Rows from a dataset
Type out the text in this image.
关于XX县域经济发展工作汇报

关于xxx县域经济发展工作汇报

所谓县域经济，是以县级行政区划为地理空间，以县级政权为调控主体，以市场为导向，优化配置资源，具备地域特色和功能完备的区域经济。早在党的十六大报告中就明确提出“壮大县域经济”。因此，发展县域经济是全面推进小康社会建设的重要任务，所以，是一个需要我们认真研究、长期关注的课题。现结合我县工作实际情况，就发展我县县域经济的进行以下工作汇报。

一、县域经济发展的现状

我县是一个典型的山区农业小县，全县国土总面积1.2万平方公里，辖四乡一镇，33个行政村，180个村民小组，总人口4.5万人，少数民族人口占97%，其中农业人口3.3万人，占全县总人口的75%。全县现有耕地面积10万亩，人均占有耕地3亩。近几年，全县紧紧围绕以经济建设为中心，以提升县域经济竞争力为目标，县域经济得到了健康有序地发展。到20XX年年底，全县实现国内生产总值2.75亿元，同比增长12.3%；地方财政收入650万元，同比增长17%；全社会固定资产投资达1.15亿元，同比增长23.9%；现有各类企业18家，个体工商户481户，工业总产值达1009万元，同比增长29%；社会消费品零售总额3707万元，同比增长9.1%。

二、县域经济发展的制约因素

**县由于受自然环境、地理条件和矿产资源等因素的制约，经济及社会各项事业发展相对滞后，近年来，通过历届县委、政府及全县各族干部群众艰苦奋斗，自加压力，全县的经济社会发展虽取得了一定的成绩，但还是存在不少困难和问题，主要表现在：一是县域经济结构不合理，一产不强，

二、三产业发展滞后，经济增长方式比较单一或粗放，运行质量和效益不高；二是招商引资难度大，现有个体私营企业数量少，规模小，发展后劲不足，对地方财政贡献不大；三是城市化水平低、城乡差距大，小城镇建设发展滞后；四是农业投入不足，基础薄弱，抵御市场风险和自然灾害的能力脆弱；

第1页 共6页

REQUIRED TASK |
Output the listing above word for word.

COMPLETE OUTPUT |
Type out the text in this image.
关于XX县域经济发展工作汇报

关于xxx县域经济发展工作汇报

所谓县域经济，是以县级行政区划为地理空间，以县级政权为调控主体，以市场为导向，优化配置资源，具备地域特色和功能完备的区域经济。早在党的十六大报告中就明确提出“壮大县域经济”。因此，发展县域经济是全面推进小康社会建设的重要任务，所以，是一个需要我们认真研究、长期关注的课题。现结合我县工作实际情况，就发展我县县域经济的进行以下工作汇报。

一、县域经济发展的现状

我县是一个典型的山区农业小县，全县国土总面积1.2万平方公里，辖四乡一镇，33个行政村，180个村民小组，总人口4.5万人，少数民族人口占97%，其中农业人口3.3万人，占全县总人口的75%。全县现有耕地面积10万亩，人均占有耕地3亩。近几年，全县紧紧围绕以经济建设为中心，以提升县域经济竞争力为目标，县域经济得到了健康有序地发展。到20XX年年底，全县实现国内生产总值2.75亿元，同比增长12.3%；地方财政收入650万元，同比增长17%；全社会固定资产投资达1.15亿元，同比增长23.9%；现有各类企业18家，个体工商户481户，工业总产值达1009万元，同比增长29%；社会消费品零售总额3707万元，同比增长9.1%。

二、县域经济发展的制约因素

**县由于受自然环境、地理条件和矿产资源等因素的制约，经济及社会各项事业发展相对滞后，近年来，通过历届县委、政府及全县各族干部群众艰苦奋斗，自加压力，全县的经济社会发展虽取得了一定的成绩，但还是存在不少困难和问题，主要表现在：一是县域经济结构不合理，一产不强，

二、三产业发展滞后，经济增长方式比较单一或粗放，运行质量和效益不高；二是招商引资难度大，现有个体私营企业数量少，规模小，发展后劲不足，对地方财政贡献不大；三是城市化水平低、城乡差距大，小城镇建设发展滞后；四是农业投入不足，基础薄弱，抵御市场风险和自然灾害的能力脆弱；

第1页 共6页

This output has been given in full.